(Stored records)
'''

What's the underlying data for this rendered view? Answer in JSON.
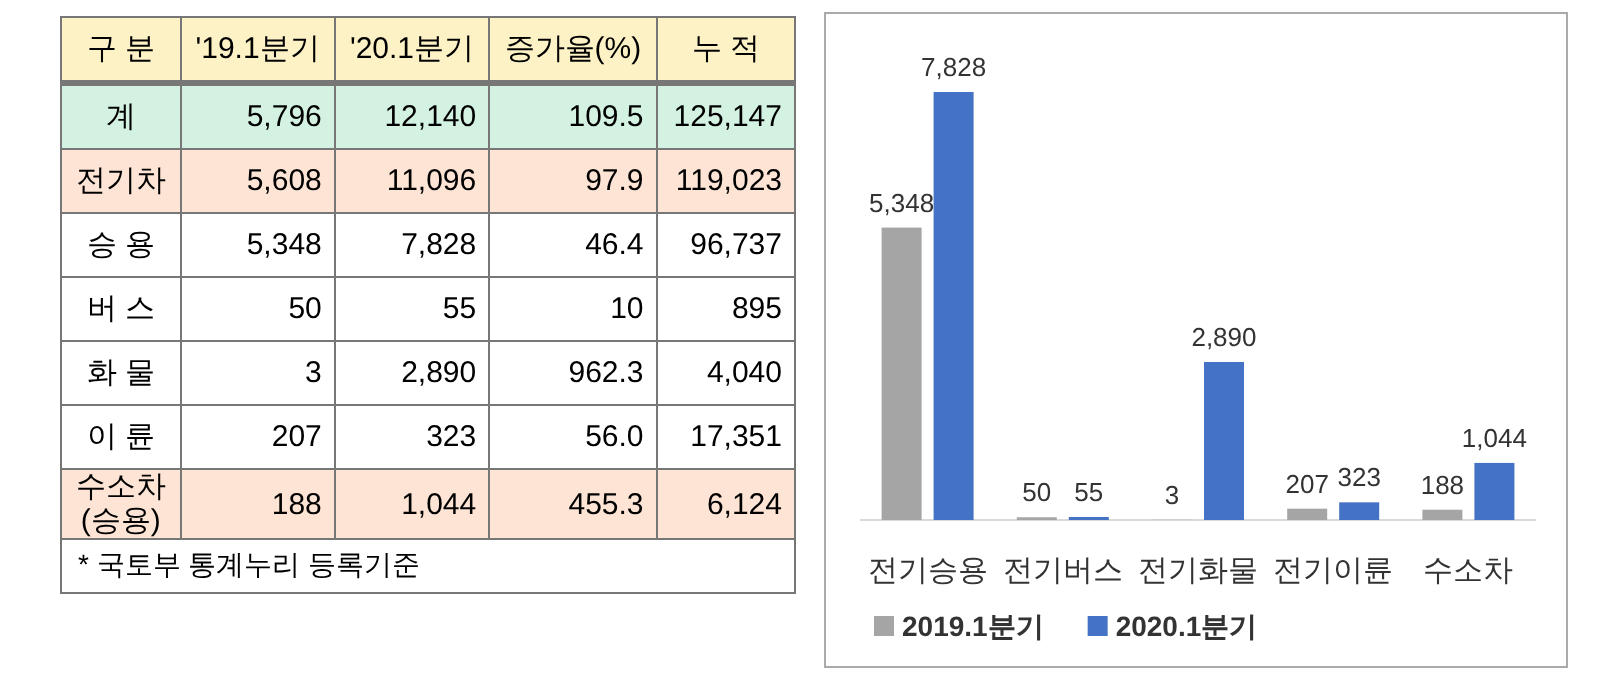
{
  "chart_data": [
    {
      "type": "other",
      "annotations": [
        "구 분",
        "'19.1분기",
        "'20.1분기",
        "증가율(%)",
        "누 적",
        "계",
        "5,796",
        "12,140",
        "109.5",
        "125,147",
        "전기차",
        "5,608",
        "11,096",
        "97.9",
        "119,023",
        "승 용",
        "5,348",
        "7,828",
        "46.4",
        "96,737",
        "버 스",
        "50",
        "55",
        "10",
        "895",
        "화 물",
        "3",
        "2,890",
        "962.3",
        "4,040",
        "이 륜",
        "207",
        "323",
        "56.0",
        "17,351",
        "수소차\n(승용)",
        "188",
        "1,044",
        "455.3",
        "6,124",
        "* 국토부 통계누리 등록기준"
      ]
    },
    {
      "type": "bar",
      "categories": [
        "전기승용",
        "전기버스",
        "전기화물",
        "전기이륜",
        "수소차"
      ],
      "legend": "bottom",
      "series": [
        {
          "name": "2019.1분기",
          "color": "#a5a5a5",
          "values": [
            5348,
            50,
            3,
            207,
            188
          ],
          "value_labels": [
            "5,348",
            "50",
            "3",
            "207",
            "188"
          ]
        },
        {
          "name": "2020.1분기",
          "color": "#4472c4",
          "values": [
            7828,
            55,
            2890,
            323,
            1044
          ],
          "value_labels": [
            "7,828",
            "55",
            "2,890",
            "323",
            "1,044"
          ]
        }
      ]
    }
  ]
}
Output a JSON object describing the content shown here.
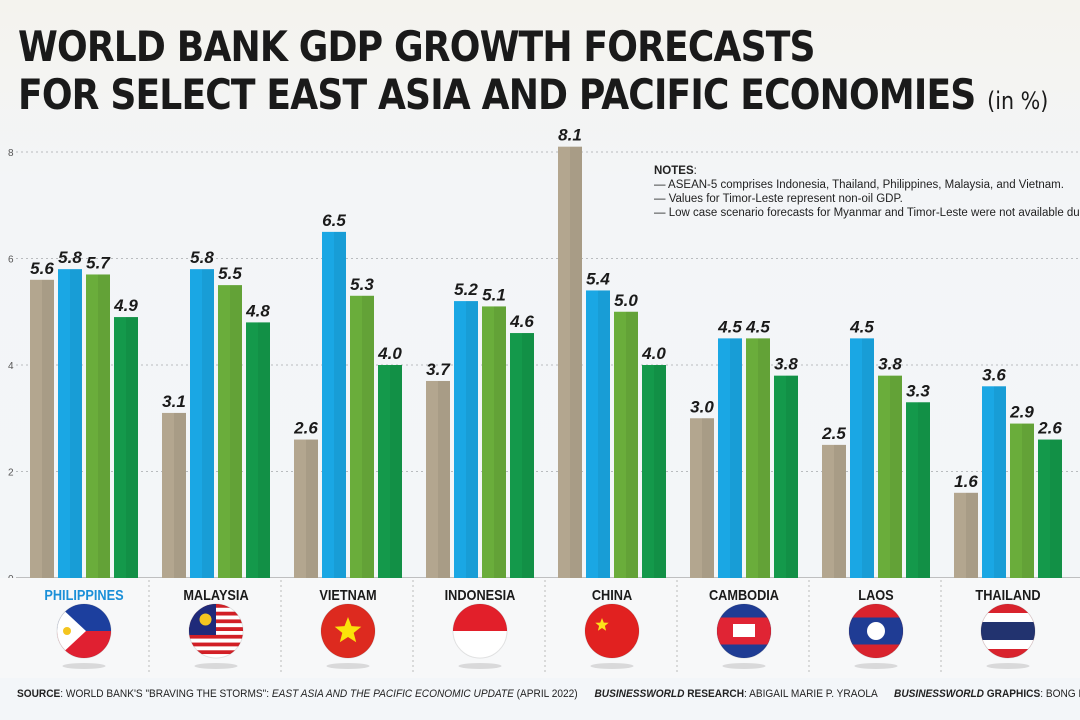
{
  "chart_data": {
    "type": "bar",
    "title_line1": "WORLD BANK GDP GROWTH FORECASTS",
    "title_line2": "FOR SELECT EAST ASIA AND PACIFIC ECONOMIES",
    "unit": "(in %)",
    "categories": [
      "PHILIPPINES",
      "MALAYSIA",
      "VIETNAM",
      "INDONESIA",
      "CHINA",
      "CAMBODIA",
      "LAOS",
      "THAILAND"
    ],
    "series": [
      {
        "color": "#b3a68f",
        "values": [
          5.6,
          3.1,
          2.6,
          3.7,
          8.1,
          3.0,
          2.5,
          1.6
        ]
      },
      {
        "color": "#1aa7e4",
        "values": [
          5.8,
          5.8,
          6.5,
          5.2,
          5.4,
          4.5,
          4.5,
          3.6
        ]
      },
      {
        "color": "#6aad3b",
        "values": [
          5.7,
          5.5,
          5.3,
          5.1,
          5.0,
          4.5,
          3.8,
          2.9
        ]
      },
      {
        "color": "#14994b",
        "values": [
          4.9,
          4.8,
          4.0,
          4.6,
          4.0,
          3.8,
          3.3,
          2.6
        ]
      }
    ],
    "yticks": [
      0,
      2,
      4,
      6,
      8
    ],
    "ylim": [
      0,
      8
    ],
    "grid": true,
    "highlight_category": "PHILIPPINES",
    "highlight_color": "#1a8fd8"
  },
  "notes": {
    "heading": "NOTES",
    "lines": [
      "— ASEAN-5 comprises Indonesia, Thailand, Philippines, Malaysia, and Vietnam.",
      "— Values for Timor-Leste represent non-oil GDP.",
      "— Low case scenario forecasts for Myanmar and Timor-Leste were not available due"
    ]
  },
  "footer": {
    "source_label": "SOURCE",
    "source_text": ": WORLD BANK'S \"BRAVING THE STORMS\": ",
    "source_italic": "EAST ASIA AND THE PACIFIC ECONOMIC UPDATE",
    "source_end": " (APRIL 2022)",
    "research_brand": "BUSINESSWORLD",
    "research_label": " RESEARCH",
    "research_name": ": ABIGAIL MARIE P. YRAOLA",
    "graphics_brand": "BUSINESSWORLD",
    "graphics_label": " GRAPHICS",
    "graphics_name": ": BONG R."
  },
  "flags": [
    "philippines-flag",
    "malaysia-flag",
    "vietnam-flag",
    "indonesia-flag",
    "china-flag",
    "cambodia-flag",
    "laos-flag",
    "thailand-flag"
  ]
}
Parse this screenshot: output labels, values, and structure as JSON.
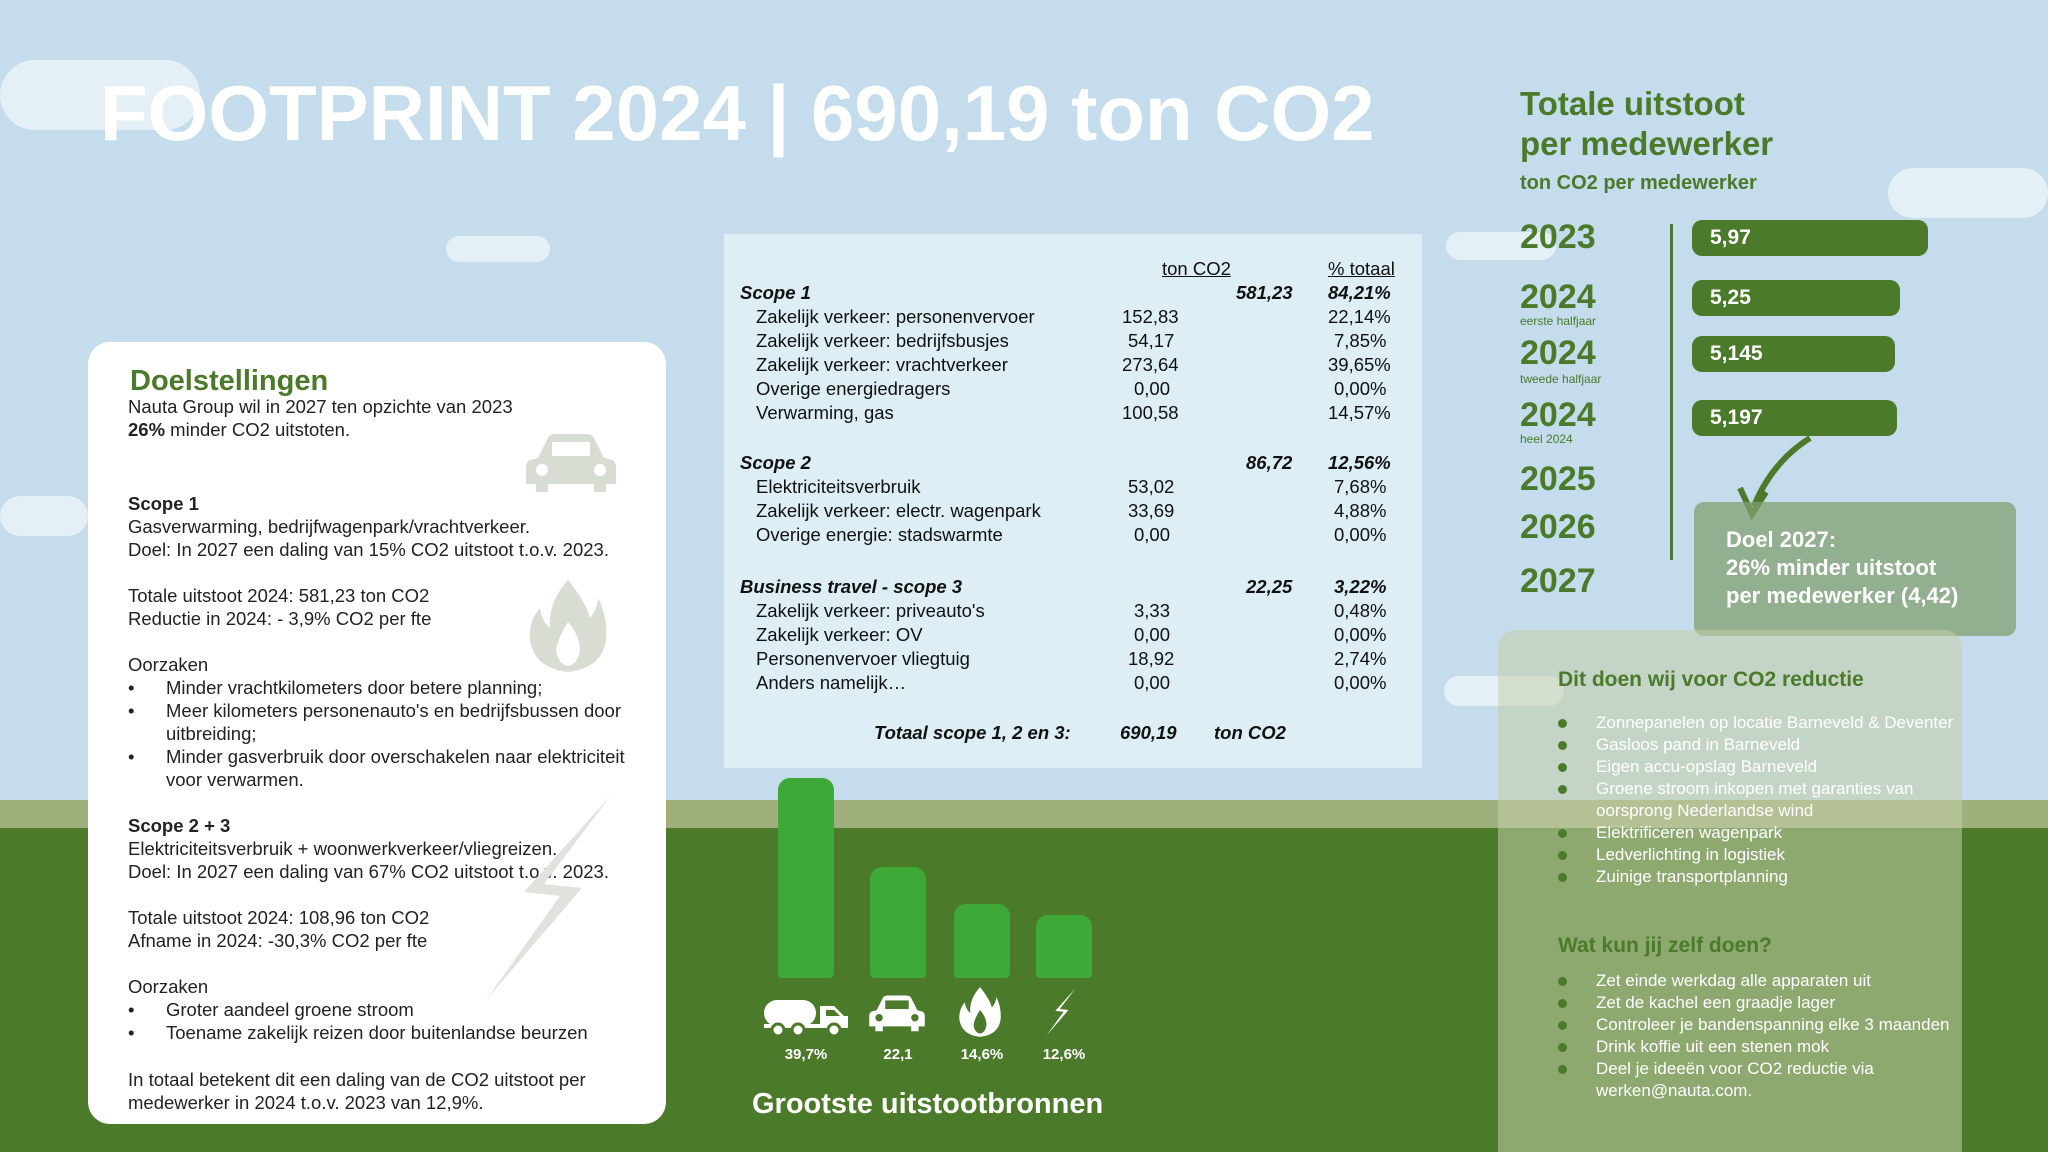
{
  "title": "FOOTPRINT 2024  |  690,19 ton CO2",
  "goals": {
    "heading": "Doelstellingen",
    "intro_line1": "Nauta Group wil in 2027 ten opzichte van 2023",
    "intro_bold": "26%",
    "intro_line2": " minder CO2 uitstoten.",
    "scope1": {
      "heading": "Scope 1",
      "line1": "Gasverwarming, bedrijfwagenpark/vrachtverkeer.",
      "line2": "Doel: In 2027 een daling van 15% CO2 uitstoot t.o.v. 2023.",
      "total": "Totale uitstoot 2024: 581,23 ton CO2",
      "reduction": "Reductie in 2024: - 3,9% CO2 per fte",
      "causes_heading": "Oorzaken",
      "causes": [
        "Minder vrachtkilometers door betere planning;",
        "Meer kilometers personenauto's en bedrijfsbussen door uitbreiding;",
        "Minder gasverbruik door overschakelen naar elektriciteit voor verwarmen."
      ]
    },
    "scope23": {
      "heading": "Scope  2 + 3",
      "line1": "Elektriciteitsverbruik + woonwerkverkeer/vliegreizen.",
      "line2": "Doel: In 2027 een daling van 67% CO2 uitstoot t.o.v. 2023.",
      "total": "Totale uitstoot 2024: 108,96 ton CO2",
      "reduction": "Afname in 2024: -30,3% CO2 per fte",
      "causes_heading": "Oorzaken",
      "causes": [
        "Groter aandeel groene stroom",
        "Toename zakelijk reizen door buitenlandse beurzen"
      ]
    },
    "summary": "In totaal betekent dit een daling van de CO2 uitstoot per medewerker in 2024 t.o.v. 2023 van 12,9%."
  },
  "table": {
    "col_ton": "ton CO2",
    "col_pct": "% totaal",
    "scope1": {
      "label": "Scope 1",
      "total": "581,23",
      "pct": "84,21%"
    },
    "scope1_rows": [
      {
        "label": "Zakelijk verkeer: personenvervoer",
        "value": "152,83",
        "pct": "22,14%"
      },
      {
        "label": "Zakelijk verkeer: bedrijfsbusjes",
        "value": "54,17",
        "pct": "7,85%"
      },
      {
        "label": "Zakelijk verkeer: vrachtverkeer",
        "value": "273,64",
        "pct": "39,65%"
      },
      {
        "label": "Overige energiedragers",
        "value": "0,00",
        "pct": "0,00%"
      },
      {
        "label": "Verwarming, gas",
        "value": "100,58",
        "pct": "14,57%"
      }
    ],
    "scope2": {
      "label": "Scope 2",
      "total": "86,72",
      "pct": "12,56%"
    },
    "scope2_rows": [
      {
        "label": "Elektriciteitsverbruik",
        "value": "53,02",
        "pct": "7,68%"
      },
      {
        "label": "Zakelijk verkeer: electr. wagenpark",
        "value": "33,69",
        "pct": "4,88%"
      },
      {
        "label": "Overige energie: stadswarmte",
        "value": "0,00",
        "pct": "0,00%"
      }
    ],
    "scope3": {
      "label": "Business travel - scope 3",
      "total": "22,25",
      "pct": "3,22%"
    },
    "scope3_rows": [
      {
        "label": "Zakelijk verkeer: priveauto's",
        "value": "3,33",
        "pct": "0,48%"
      },
      {
        "label": "Zakelijk verkeer: OV",
        "value": "0,00",
        "pct": "0,00%"
      },
      {
        "label": "Personenvervoer vliegtuig",
        "value": "18,92",
        "pct": "2,74%"
      },
      {
        "label": "Anders namelijk…",
        "value": "0,00",
        "pct": "0,00%"
      }
    ],
    "total_label": "Totaal scope 1, 2 en 3:",
    "total_value": "690,19",
    "total_unit": "ton CO2"
  },
  "chart_data": {
    "type": "bar",
    "title": "Grootste uitstootbronnen",
    "categories": [
      "truck-icon",
      "car-icon",
      "flame-icon",
      "lightning-icon"
    ],
    "labels": [
      "39,7%",
      "22,1",
      "14,6%",
      "12,6%"
    ],
    "values": [
      39.7,
      22.1,
      14.6,
      12.6
    ],
    "color": "#3ea838"
  },
  "per_employee": {
    "title_line1": "Totale uitstoot",
    "title_line2": "per medewerker",
    "subtitle": "ton CO2 per medewerker",
    "years": [
      {
        "year": "2023",
        "sub": "",
        "value": "5,97",
        "num": 5.97
      },
      {
        "year": "2024",
        "sub": "eerste halfjaar",
        "value": "5,25",
        "num": 5.25
      },
      {
        "year": "2024",
        "sub": "tweede halfjaar",
        "value": "5,145",
        "num": 5.145
      },
      {
        "year": "2024",
        "sub": "heel 2024",
        "value": "5,197",
        "num": 5.197
      },
      {
        "year": "2025",
        "sub": ""
      },
      {
        "year": "2026",
        "sub": ""
      },
      {
        "year": "2027",
        "sub": ""
      }
    ],
    "goal_line1": "Doel 2027:",
    "goal_line2": "26% minder uitstoot",
    "goal_line3": "per medewerker (4,42)"
  },
  "actions": {
    "heading1": "Dit doen wij voor CO2 reductie",
    "list1": [
      "Zonnepanelen op locatie Barneveld & Deventer",
      "Gasloos pand in Barneveld",
      "Eigen accu-opslag Barneveld",
      "Groene stroom inkopen met garanties van oorsprong Nederlandse wind",
      "Elektrificeren wagenpark",
      "Ledverlichting in logistiek",
      "Zuinige transportplanning"
    ],
    "heading2": "Wat kun jij zelf doen?",
    "list2": [
      "Zet einde werkdag alle apparaten uit",
      "Zet de kachel een graadje lager",
      "Controleer je bandenspanning elke 3 maanden",
      "Drink koffie uit een stenen mok",
      "Deel je ideeën voor CO2 reductie via werken@nauta.com."
    ]
  },
  "colors": {
    "green": "#4b7a2a",
    "bar_green": "#3ea838",
    "sky": "#c4dcec"
  }
}
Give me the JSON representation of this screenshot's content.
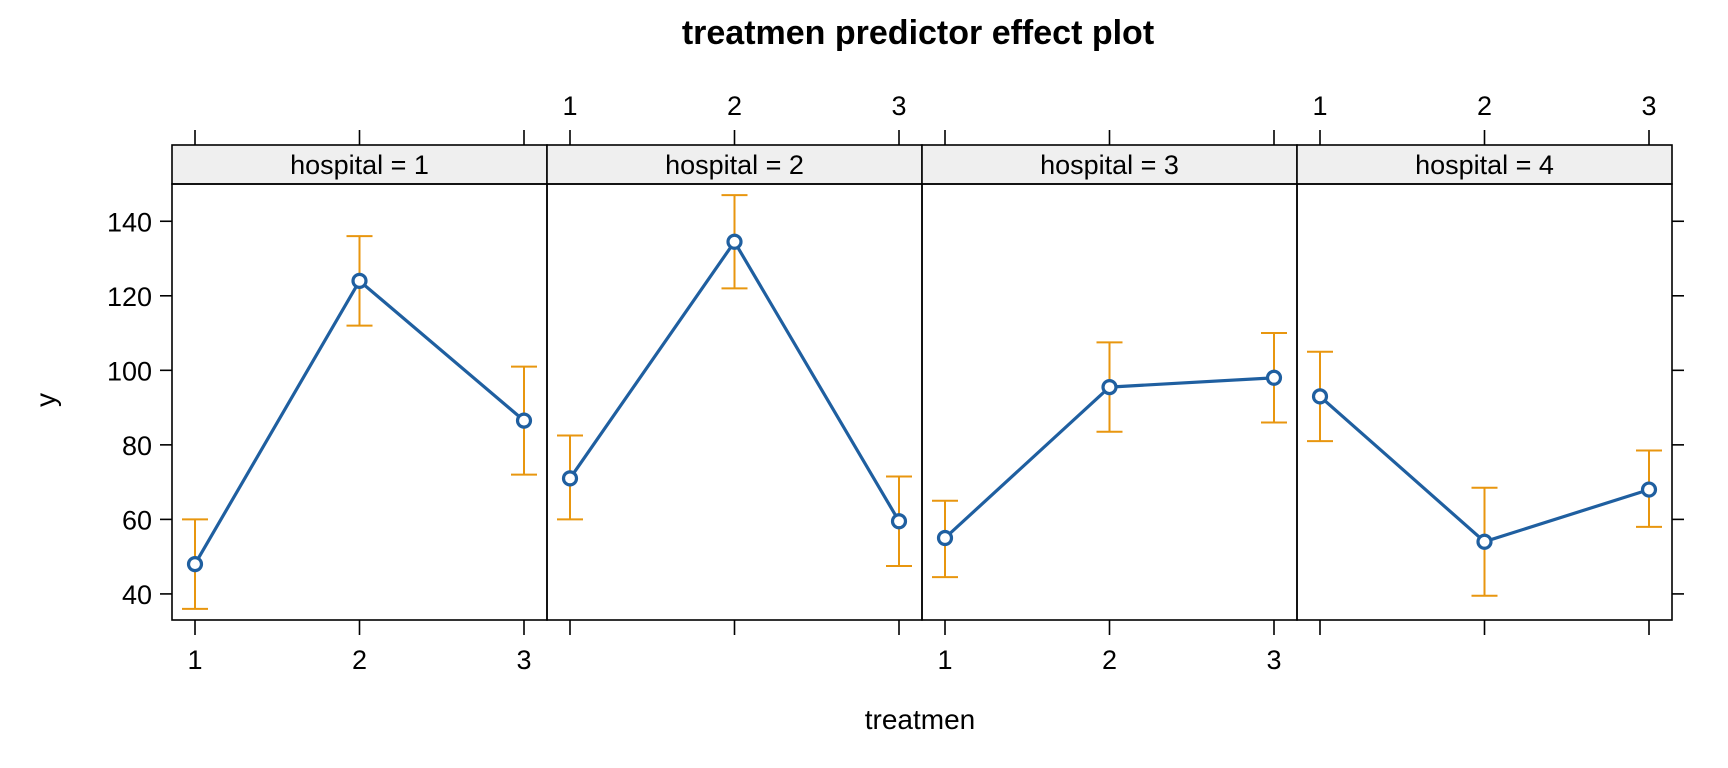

'''

● **What is needed**:
Give the number of lines above that hold the word "Leste", and nothing more.

● **Output below**:
2